- _Aufgabe_:
Schreib den Bericht über den betrunkenen Autofahrer ab dem Wortlaut "Dummer Alkolenker" bis zum Wortlaut "das Weite suchen." erneut ab. Ersetze dabei "Golf" durch "Opel".

- _Textauszug_:
==*==
Dummer Alkolenker

Fahrer rammte Laterne, Auto blieb an Mast hängen

Niederösterreich
04.01.2010 16:19
Obwohl das neue Jahr eben erst begonnen hat, scheint der Preisträger der Kategorie "dümmster Alkolenker des Jahres" schon gefunden. Ein 38-Jähriger aus dem Mostviertel krachte in Wieselburg zunächst gegen eine Laterne. Sturzbetrunken wollte der Mann dann Fahrerflucht begehen, dies scheiterte. Weitere Pannen folgten.

Es war erst 16.45 Uhr, als der Techniker mit seinem Golf eine Straßenlaterne vor dem Einkaufszentrum rammte und umriss. Rasch wollte der Mostviertler das Weite suchen.
==*==
- _Extrahierte Einträge_:
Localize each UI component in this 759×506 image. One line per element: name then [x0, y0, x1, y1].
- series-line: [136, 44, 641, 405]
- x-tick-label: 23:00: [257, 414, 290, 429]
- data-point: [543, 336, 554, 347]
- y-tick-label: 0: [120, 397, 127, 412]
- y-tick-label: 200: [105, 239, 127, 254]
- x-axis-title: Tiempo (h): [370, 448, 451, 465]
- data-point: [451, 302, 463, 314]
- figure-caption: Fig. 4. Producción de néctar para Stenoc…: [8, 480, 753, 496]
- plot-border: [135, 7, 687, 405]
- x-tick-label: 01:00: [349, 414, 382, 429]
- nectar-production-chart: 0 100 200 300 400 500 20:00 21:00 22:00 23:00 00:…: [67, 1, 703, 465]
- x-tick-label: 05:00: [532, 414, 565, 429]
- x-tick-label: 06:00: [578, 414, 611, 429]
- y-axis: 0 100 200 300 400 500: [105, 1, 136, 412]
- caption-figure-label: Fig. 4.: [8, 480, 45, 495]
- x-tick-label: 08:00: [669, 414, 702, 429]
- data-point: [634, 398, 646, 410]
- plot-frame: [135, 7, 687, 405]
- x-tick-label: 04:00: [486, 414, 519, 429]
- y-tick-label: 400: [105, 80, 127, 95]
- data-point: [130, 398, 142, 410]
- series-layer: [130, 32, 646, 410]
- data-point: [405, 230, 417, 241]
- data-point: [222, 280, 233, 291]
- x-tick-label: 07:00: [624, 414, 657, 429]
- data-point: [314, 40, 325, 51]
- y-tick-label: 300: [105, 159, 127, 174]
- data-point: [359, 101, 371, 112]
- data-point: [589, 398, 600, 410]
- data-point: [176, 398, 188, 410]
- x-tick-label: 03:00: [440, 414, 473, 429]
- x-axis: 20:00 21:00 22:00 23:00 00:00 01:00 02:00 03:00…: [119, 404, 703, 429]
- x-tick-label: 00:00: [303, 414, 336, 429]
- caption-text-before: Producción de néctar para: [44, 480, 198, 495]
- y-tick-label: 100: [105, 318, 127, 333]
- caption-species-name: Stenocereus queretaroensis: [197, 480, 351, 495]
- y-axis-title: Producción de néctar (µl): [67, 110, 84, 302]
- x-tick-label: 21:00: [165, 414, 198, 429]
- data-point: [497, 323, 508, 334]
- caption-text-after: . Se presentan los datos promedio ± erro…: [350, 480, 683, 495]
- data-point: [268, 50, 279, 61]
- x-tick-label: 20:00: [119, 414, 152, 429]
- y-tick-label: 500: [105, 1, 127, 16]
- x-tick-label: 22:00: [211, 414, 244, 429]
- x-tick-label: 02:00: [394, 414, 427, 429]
==*==
- _Erwartete Ausgabe_:
Dummer Alkolenker

Fahrer rammte Laterne, Auto blieb an Mast hängen

Niederösterreich
04.01.2010 16:19
Obwohl das neue Jahr eben erst begonnen hat, scheint der Preisträger der Kategorie "dümmster Alkolenker des Jahres" schon gefunden. Ein 38-Jähriger aus dem Mostviertel krachte in Wieselburg zunächst gegen eine Laterne. Sturzbetrunken wollte der Mann dann Fahrerflucht begehen, dies scheiterte. Weitere Pannen folgten.

Es war erst 16.45 Uhr, als der Techniker mit seinem Opel eine Straßenlaterne vor dem Einkaufszentrum rammte und umriss. Rasch wollte der Mostviertler das Weite suchen.